PROBLEM TO SOLVE: Exclude all pictures, then copy each of the records exactly as written.

_____

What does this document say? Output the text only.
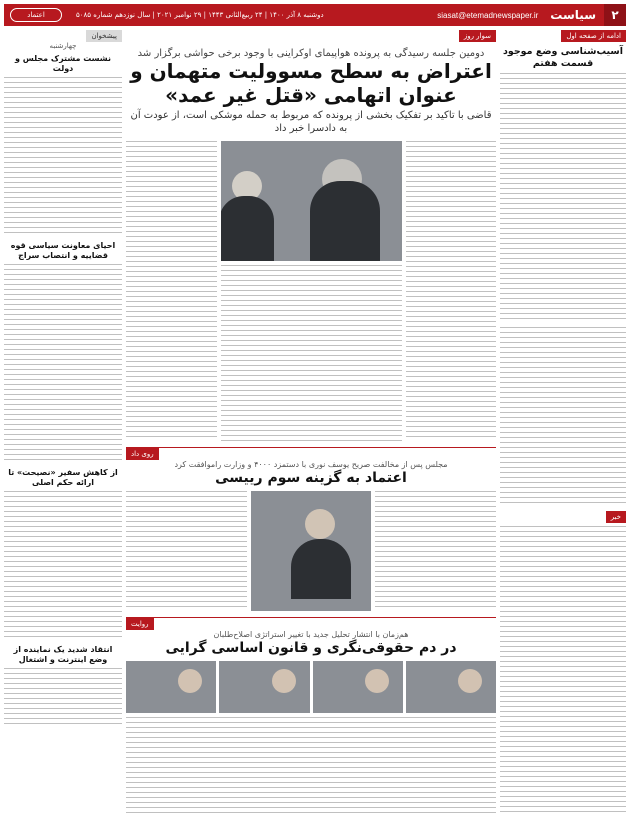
۲
سیاست
siasat@etemadnewspaper.ir
دوشنبه ۸ آذر ۱۴۰۰ | ۲۴ ربیع‌الثانی ۱۴۴۳ | ۲۹ نوامبر ۲۰۲۱ | سال نوزدهم شماره ۵۰۸۵
اعتماد
ادامه از صفحه اول
آسیب‌شناسی وضع موجود قسمت هفتم
خبر
سوار روز
دومین جلسه رسیدگی به پرونده هواپیمای اوکراینی با وجود برخی حواشی برگزار شد
اعتراض به سطح مسوولیت متهمان و عنوان اتهامی «قتل غیر عمد»
قاضی با تاکید بر تفکیک بخشی از پرونده که مربوط به حمله موشکی است، از عودت آن به دادسرا خبر داد
روی داد
مجلس پس از مخالفت صریح یوسف نوری با دستمزد ۴۰۰۰ و وزارت راموافقت کرد
اعتماد به گزینه سوم رییسی
روایت
هم‌زمان با انتشار تحلیل جدید با تغییر استراتژی اصلاح‌طلبان
در دم حقوقی‌نگری و قانون اساسی گرایی
پیشخوان
چهارشنبه
نشست مشترک مجلس و دولت
احیای معاونت سیاسی قوه قضاییه و انتصاب سراج
از کاهش سفیر «نصیحت» تا ارائه حکم اصلی
انتقاد شدید یک نماینده از وضع اینترنت و اشتغال
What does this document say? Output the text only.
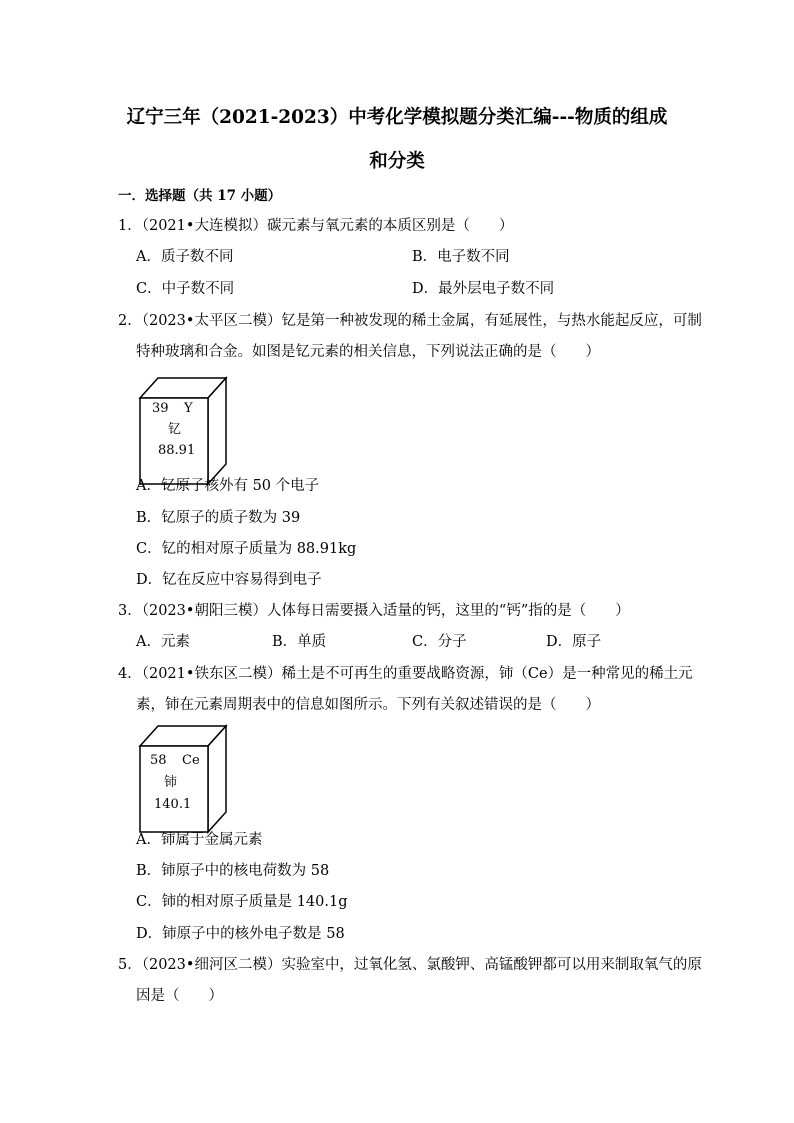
辽宁三年（2021-2023）中考化学模拟题分类汇编---物质的组成
和分类
一．选择题（共 17 小题）
1．（2021•大连模拟）碳元素与氧元素的本质区别是（　　）
A．质子数不同	B．电子数不同
C．中子数不同	D．最外层电子数不同
2．（2023•太平区二模）钇是第一种被发现的稀土金属，有延展性，与热水能起反应，可制
特种玻璃和合金。如图是钇元素的相关信息，下列说法正确的是（　　）
39 Y
钇
88.91
A．钇原子核外有 50 个电子
B．钇原子的质子数为 39
C．钇的相对原子质量为 88.91kg
D．钇在反应中容易得到电子
3．（2023•朝阳三模）人体每日需要摄入适量的钙，这里的“钙”指的是（　　）
A．元素	B．单质	C．分子	D．原子
4．（2021•铁东区二模）稀土是不可再生的重要战略资源，铈（Ce）是一种常见的稀土元
素，铈在元素周期表中的信息如图所示。下列有关叙述错误的是（　　）
58 Ce
铈
140.1
A．铈属于金属元素
B．铈原子中的核电荷数为 58
C．铈的相对原子质量是 140.1g
D．铈原子中的核外电子数是 58
5．（2023•细河区二模）实验室中，过氧化氢、氯酸钾、高锰酸钾都可以用来制取氧气的原
因是（　　）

_____

EXERCISE ANSWER:
What does this document say? Output the text only.
۲
سیاست
siasat@etemadnewspaper.ir
دوشنبه ۸ آذر ۱۴۰۰ | ۲۴ ربیع‌الثانی ۱۴۴۳ | ۲۹ نوامبر ۲۰۲۱ | سال نوزدهم شماره ۵۰۸۵
اعتماد
ادامه از صفحه اول
آسیب‌شناسی وضع موجود قسمت هفتم
خبر
سوار روز
دومین جلسه رسیدگی به پرونده هواپیمای اوکراینی با وجود برخی حواشی برگزار شد
اعتراض به سطح مسوولیت متهمان و عنوان اتهامی «قتل غیر عمد»
قاضی با تاکید بر تفکیک بخشی از پرونده که مربوط به حمله موشکی است، از عودت آن به دادسرا خبر داد
روی داد
مجلس پس از مخالفت صریح یوسف نوری با دستمزد ۴۰۰۰ و وزارت راموافقت کرد
اعتماد به گزینه سوم رییسی
روایت
هم‌زمان با انتشار تحلیل جدید با تغییر استراتژی اصلاح‌طلبان
در دم حقوقی‌نگری و قانون اساسی گرایی
پیشخوان
چهارشنبه
نشست مشترک مجلس و دولت
احیای معاونت سیاسی قوه قضاییه و انتصاب سراج
از کاهش سفیر «نصیحت» تا ارائه حکم اصلی
انتقاد شدید یک نماینده از وضع اینترنت و اشتغال
What does this document say? Output the text only.
辽宁三年（2021-2023）中考化学模拟题分类汇编---物质的组成
和分类
一．选择题（共 17 小题）
1．（2021•大连模拟）碳元素与氧元素的本质区别是（　　）
A．质子数不同	B．电子数不同
C．中子数不同	D．最外层电子数不同
2．（2023•太平区二模）钇是第一种被发现的稀土金属，有延展性，与热水能起反应，可制
特种玻璃和合金。如图是钇元素的相关信息，下列说法正确的是（　　）
39 Y
钇
88.91
A．钇原子核外有 50 个电子
B．钇原子的质子数为 39
C．钇的相对原子质量为 88.91kg
D．钇在反应中容易得到电子
3．（2023•朝阳三模）人体每日需要摄入适量的钙，这里的“钙”指的是（　　）
A．元素	B．单质	C．分子	D．原子
4．（2021•铁东区二模）稀土是不可再生的重要战略资源，铈（Ce）是一种常见的稀土元
素，铈在元素周期表中的信息如图所示。下列有关叙述错误的是（　　）
58 Ce
铈
140.1
A．铈属于金属元素
B．铈原子中的核电荷数为 58
C．铈的相对原子质量是 140.1g
D．铈原子中的核外电子数是 58
5．（2023•细河区二模）实验室中，过氧化氢、氯酸钾、高锰酸钾都可以用来制取氧气的原
因是（　　）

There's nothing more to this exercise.